* **To do**
Transcribe the records below exactly, leaving out any pictures.

* **Data lines**

* * *

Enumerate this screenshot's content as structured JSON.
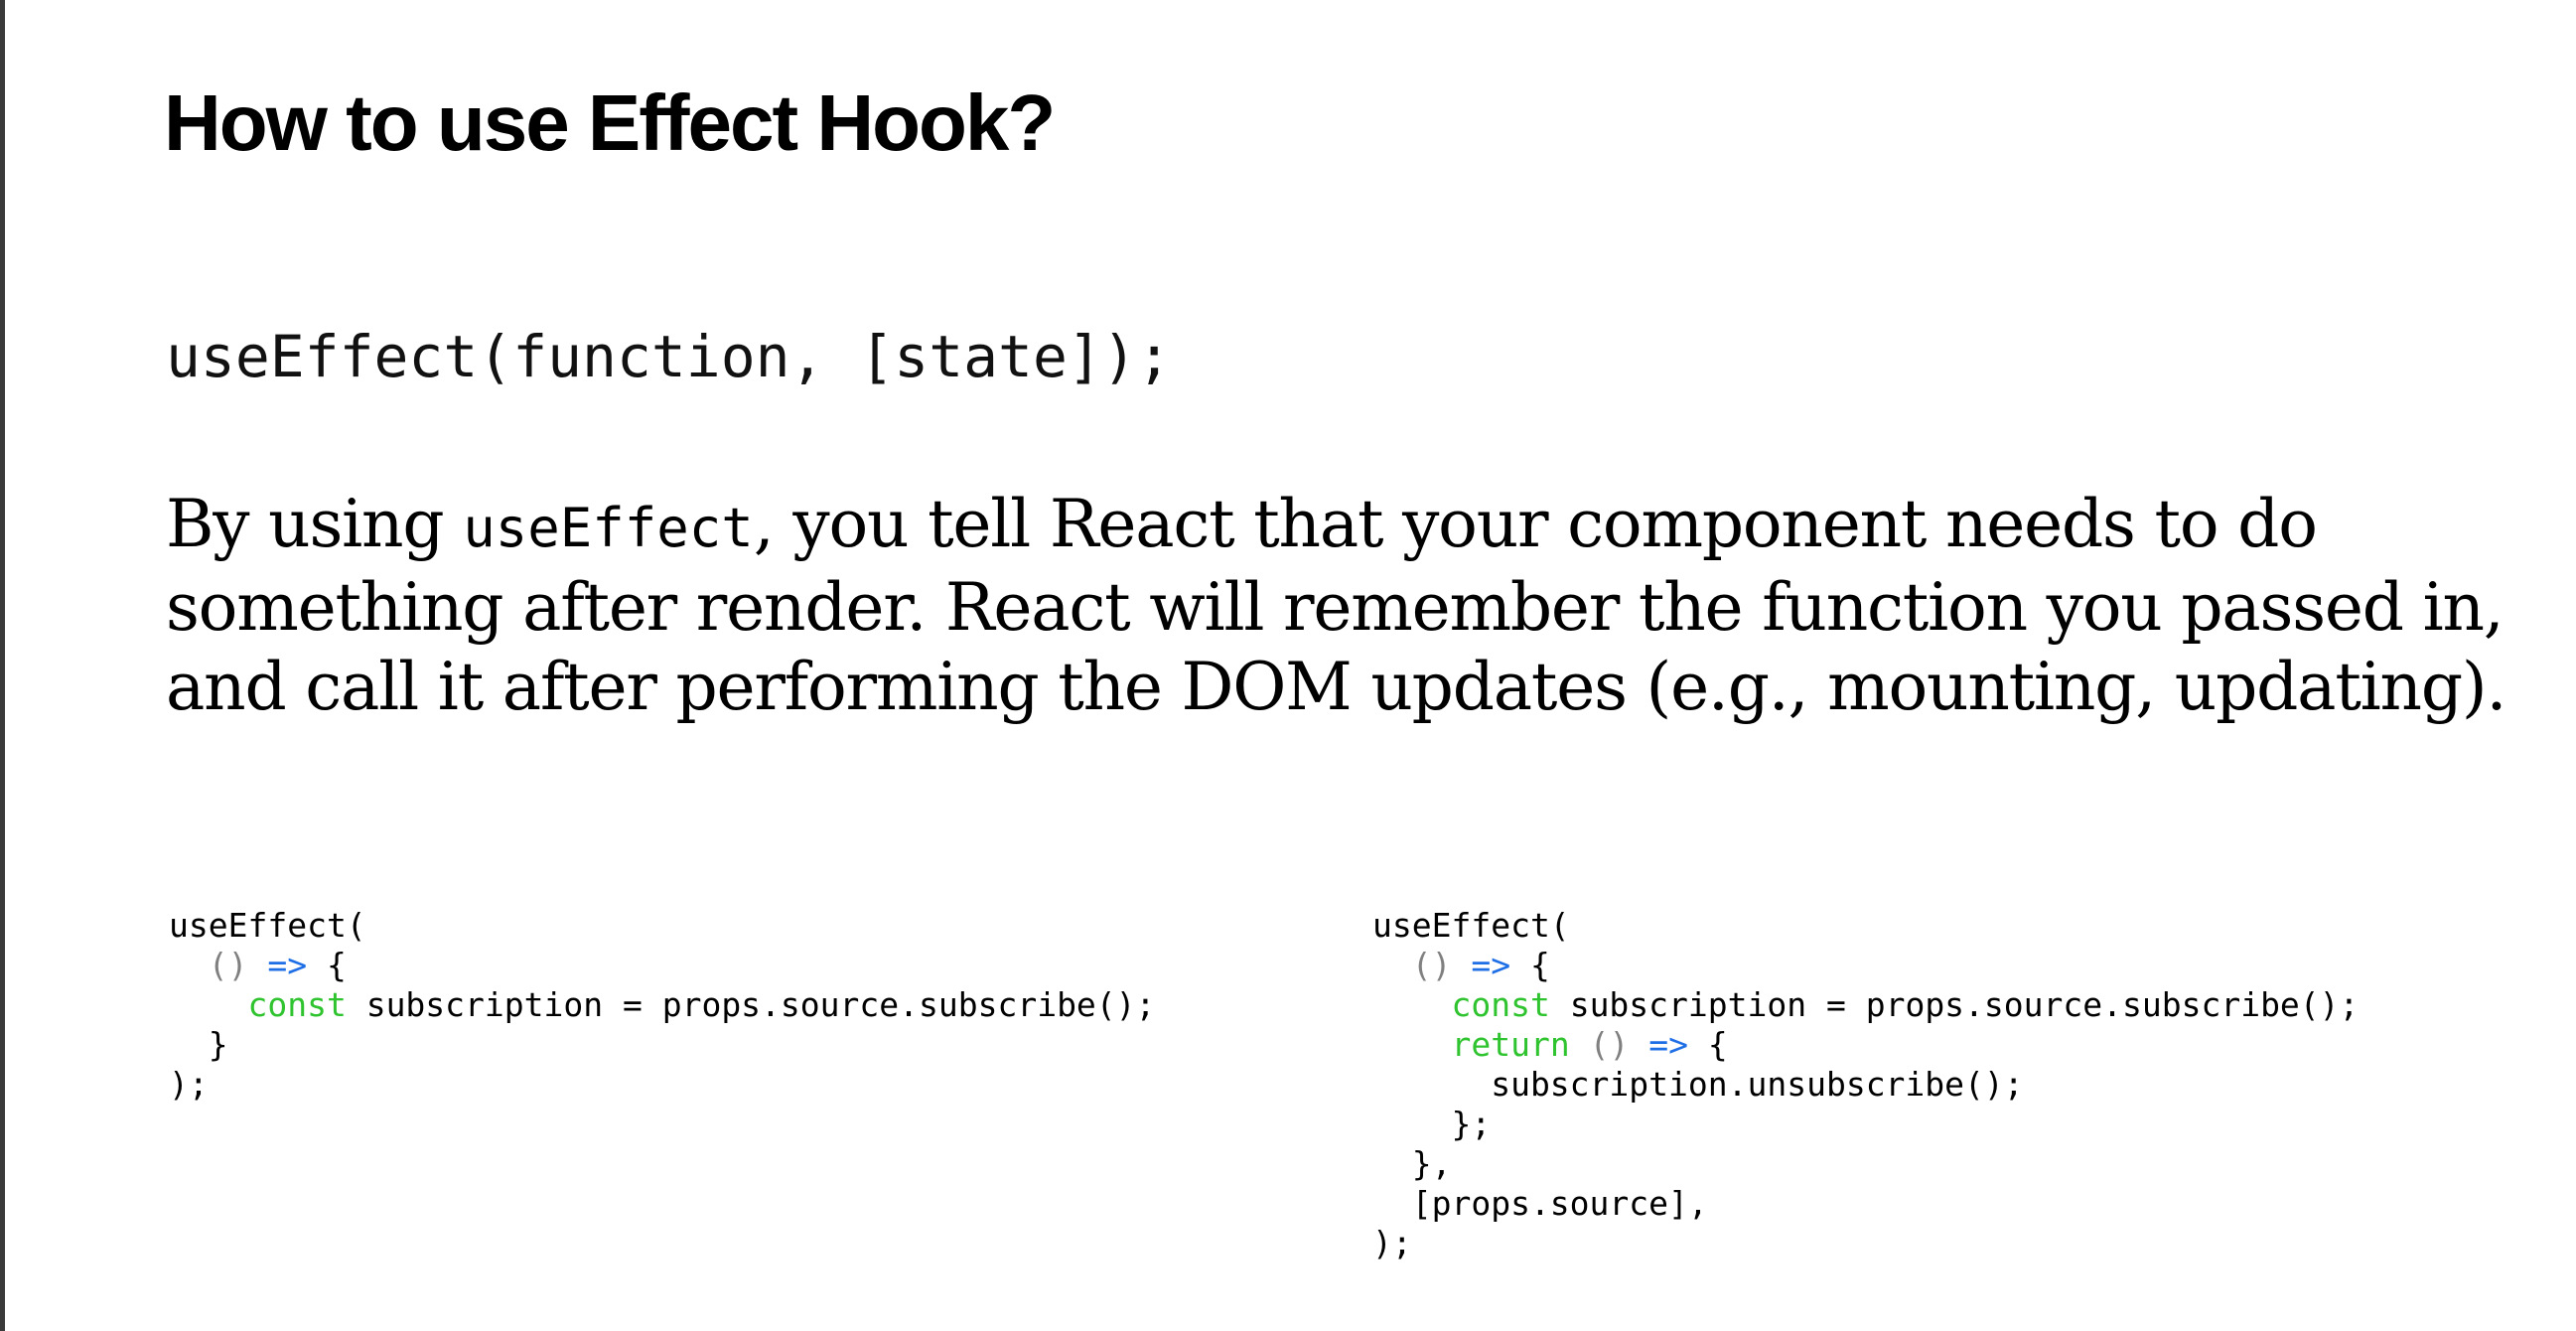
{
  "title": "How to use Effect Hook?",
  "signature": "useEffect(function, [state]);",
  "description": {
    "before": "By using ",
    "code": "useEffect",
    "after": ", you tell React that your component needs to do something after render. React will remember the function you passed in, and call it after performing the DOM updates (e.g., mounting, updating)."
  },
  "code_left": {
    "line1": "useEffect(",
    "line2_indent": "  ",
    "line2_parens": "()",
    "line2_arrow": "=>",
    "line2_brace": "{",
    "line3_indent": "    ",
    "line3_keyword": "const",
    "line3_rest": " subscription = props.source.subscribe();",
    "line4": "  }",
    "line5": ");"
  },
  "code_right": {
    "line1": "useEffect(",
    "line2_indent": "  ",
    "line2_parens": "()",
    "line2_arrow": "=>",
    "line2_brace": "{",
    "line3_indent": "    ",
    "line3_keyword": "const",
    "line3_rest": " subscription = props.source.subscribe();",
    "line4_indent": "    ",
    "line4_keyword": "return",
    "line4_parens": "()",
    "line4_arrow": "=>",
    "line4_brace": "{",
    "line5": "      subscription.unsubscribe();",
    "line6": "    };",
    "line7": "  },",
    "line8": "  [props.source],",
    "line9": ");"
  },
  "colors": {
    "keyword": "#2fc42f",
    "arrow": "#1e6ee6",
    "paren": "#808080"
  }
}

* * *

* **Response**
Enumerate this screenshot's content as structured JSON.
{
  "title": "How to use Effect Hook?",
  "signature": "useEffect(function, [state]);",
  "description": {
    "before": "By using ",
    "code": "useEffect",
    "after": ", you tell React that your component needs to do something after render. React will remember the function you passed in, and call it after performing the DOM updates (e.g., mounting, updating)."
  },
  "code_left": {
    "line1": "useEffect(",
    "line2_indent": "  ",
    "line2_parens": "()",
    "line2_arrow": "=>",
    "line2_brace": "{",
    "line3_indent": "    ",
    "line3_keyword": "const",
    "line3_rest": " subscription = props.source.subscribe();",
    "line4": "  }",
    "line5": ");"
  },
  "code_right": {
    "line1": "useEffect(",
    "line2_indent": "  ",
    "line2_parens": "()",
    "line2_arrow": "=>",
    "line2_brace": "{",
    "line3_indent": "    ",
    "line3_keyword": "const",
    "line3_rest": " subscription = props.source.subscribe();",
    "line4_indent": "    ",
    "line4_keyword": "return",
    "line4_parens": "()",
    "line4_arrow": "=>",
    "line4_brace": "{",
    "line5": "      subscription.unsubscribe();",
    "line6": "    };",
    "line7": "  },",
    "line8": "  [props.source],",
    "line9": ");"
  },
  "colors": {
    "keyword": "#2fc42f",
    "arrow": "#1e6ee6",
    "paren": "#808080"
  }
}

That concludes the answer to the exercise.